The task> Make an exact copy of all the entries below, with the pictures left out.

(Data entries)
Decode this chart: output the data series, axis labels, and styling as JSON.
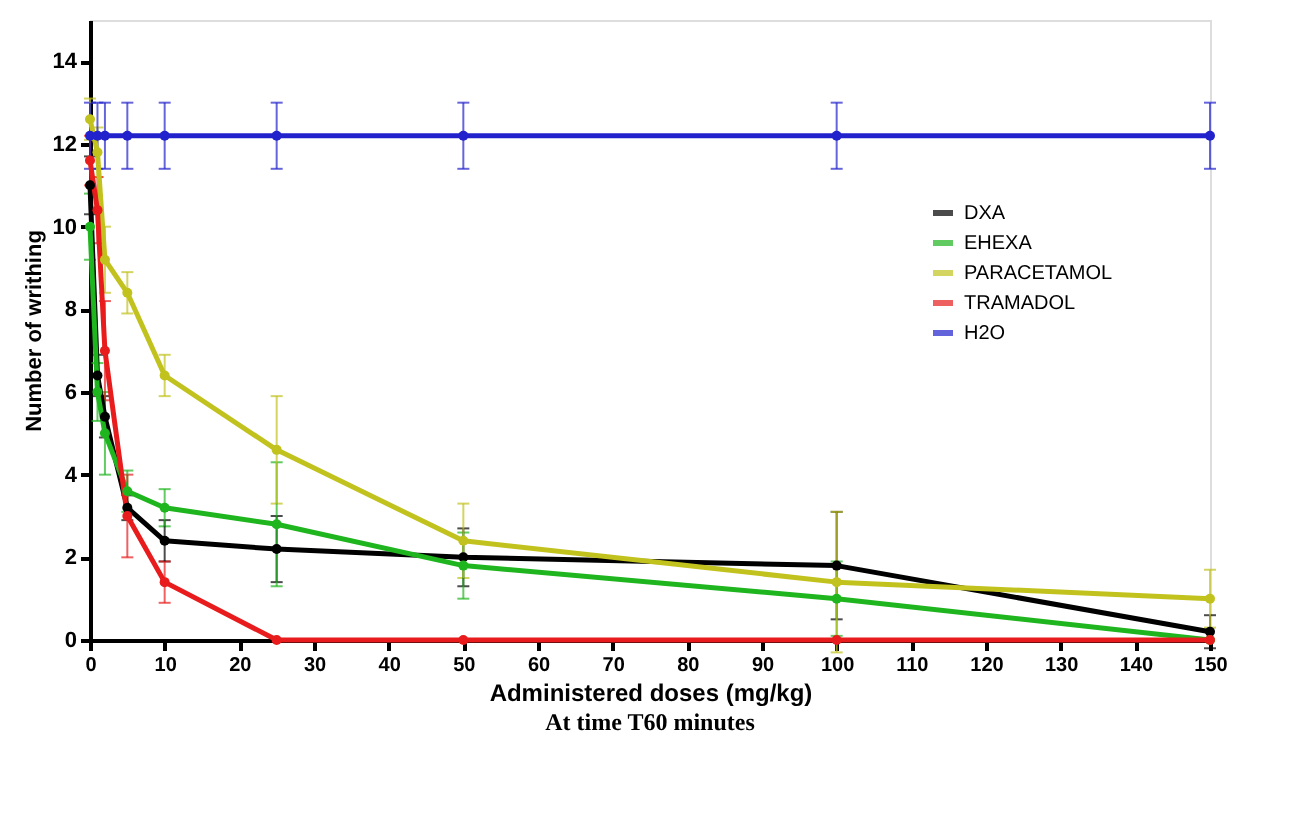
{
  "chart_data": {
    "type": "line",
    "xlabel": "Administered doses (mg/kg)",
    "ylabel": "Number of writhing",
    "x": [
      0,
      1,
      2,
      5,
      10,
      25,
      50,
      100,
      150
    ],
    "series": [
      {
        "name": "DXA",
        "color": "#000000",
        "values": [
          11,
          6.4,
          5.4,
          3.2,
          2.4,
          2.2,
          2.0,
          1.8,
          0.2
        ],
        "errors": [
          0.7,
          0.5,
          0.5,
          0.3,
          0.5,
          0.8,
          0.7,
          1.3,
          0.4
        ]
      },
      {
        "name": "EHEXA",
        "color": "#1fb51f",
        "values": [
          10,
          6,
          5,
          3.6,
          3.2,
          2.8,
          1.8,
          1.0,
          0
        ],
        "errors": [
          0.8,
          0.7,
          1.0,
          0.5,
          0.45,
          1.5,
          0.8,
          0.9,
          null
        ]
      },
      {
        "name": "PARACETAMOL",
        "color": "#c2c21e",
        "values": [
          12.6,
          11.8,
          9.2,
          8.4,
          6.4,
          4.6,
          2.4,
          1.4,
          1.0
        ],
        "errors": [
          0.5,
          0.6,
          0.8,
          0.5,
          0.5,
          1.3,
          0.9,
          1.7,
          0.7
        ]
      },
      {
        "name": "TRAMADOL",
        "color": "#e81c1c",
        "values": [
          11.6,
          10.4,
          7,
          3,
          1.4,
          0,
          0,
          0,
          0
        ],
        "errors": [
          0.6,
          0.8,
          1.2,
          1.0,
          0.5,
          null,
          null,
          null,
          null
        ]
      },
      {
        "name": "H2O",
        "color": "#2222cc",
        "values": [
          12.2,
          12.2,
          12.2,
          12.2,
          12.2,
          12.2,
          12.2,
          12.2,
          12.2
        ],
        "errors": [
          0.8,
          0.8,
          0.8,
          0.8,
          0.8,
          0.8,
          0.8,
          0.8,
          0.8
        ]
      }
    ],
    "xlim": [
      0,
      150
    ],
    "xticks": [
      0,
      10,
      20,
      30,
      40,
      50,
      60,
      70,
      80,
      90,
      100,
      110,
      120,
      130,
      140,
      150
    ],
    "ylim": [
      0,
      15
    ],
    "yticks": [
      0,
      2,
      4,
      6,
      8,
      10,
      12,
      14
    ],
    "legend": "right",
    "grid": false,
    "marker": "circle",
    "line_style": "solid",
    "annotations": [
      "At time T60 minutes"
    ]
  }
}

Expected output>
Decode this chart: output the data series, axis labels, and styling as JSON.
{
  "chart_data": {
    "type": "line",
    "xlabel": "Administered doses (mg/kg)",
    "ylabel": "Number of writhing",
    "x": [
      0,
      1,
      2,
      5,
      10,
      25,
      50,
      100,
      150
    ],
    "series": [
      {
        "name": "DXA",
        "color": "#000000",
        "values": [
          11,
          6.4,
          5.4,
          3.2,
          2.4,
          2.2,
          2.0,
          1.8,
          0.2
        ],
        "errors": [
          0.7,
          0.5,
          0.5,
          0.3,
          0.5,
          0.8,
          0.7,
          1.3,
          0.4
        ]
      },
      {
        "name": "EHEXA",
        "color": "#1fb51f",
        "values": [
          10,
          6,
          5,
          3.6,
          3.2,
          2.8,
          1.8,
          1.0,
          0
        ],
        "errors": [
          0.8,
          0.7,
          1.0,
          0.5,
          0.45,
          1.5,
          0.8,
          0.9,
          null
        ]
      },
      {
        "name": "PARACETAMOL",
        "color": "#c2c21e",
        "values": [
          12.6,
          11.8,
          9.2,
          8.4,
          6.4,
          4.6,
          2.4,
          1.4,
          1.0
        ],
        "errors": [
          0.5,
          0.6,
          0.8,
          0.5,
          0.5,
          1.3,
          0.9,
          1.7,
          0.7
        ]
      },
      {
        "name": "TRAMADOL",
        "color": "#e81c1c",
        "values": [
          11.6,
          10.4,
          7,
          3,
          1.4,
          0,
          0,
          0,
          0
        ],
        "errors": [
          0.6,
          0.8,
          1.2,
          1.0,
          0.5,
          null,
          null,
          null,
          null
        ]
      },
      {
        "name": "H2O",
        "color": "#2222cc",
        "values": [
          12.2,
          12.2,
          12.2,
          12.2,
          12.2,
          12.2,
          12.2,
          12.2,
          12.2
        ],
        "errors": [
          0.8,
          0.8,
          0.8,
          0.8,
          0.8,
          0.8,
          0.8,
          0.8,
          0.8
        ]
      }
    ],
    "xlim": [
      0,
      150
    ],
    "xticks": [
      0,
      10,
      20,
      30,
      40,
      50,
      60,
      70,
      80,
      90,
      100,
      110,
      120,
      130,
      140,
      150
    ],
    "ylim": [
      0,
      15
    ],
    "yticks": [
      0,
      2,
      4,
      6,
      8,
      10,
      12,
      14
    ],
    "legend": "right",
    "grid": false,
    "marker": "circle",
    "line_style": "solid",
    "annotations": [
      "At time T60 minutes"
    ]
  }
}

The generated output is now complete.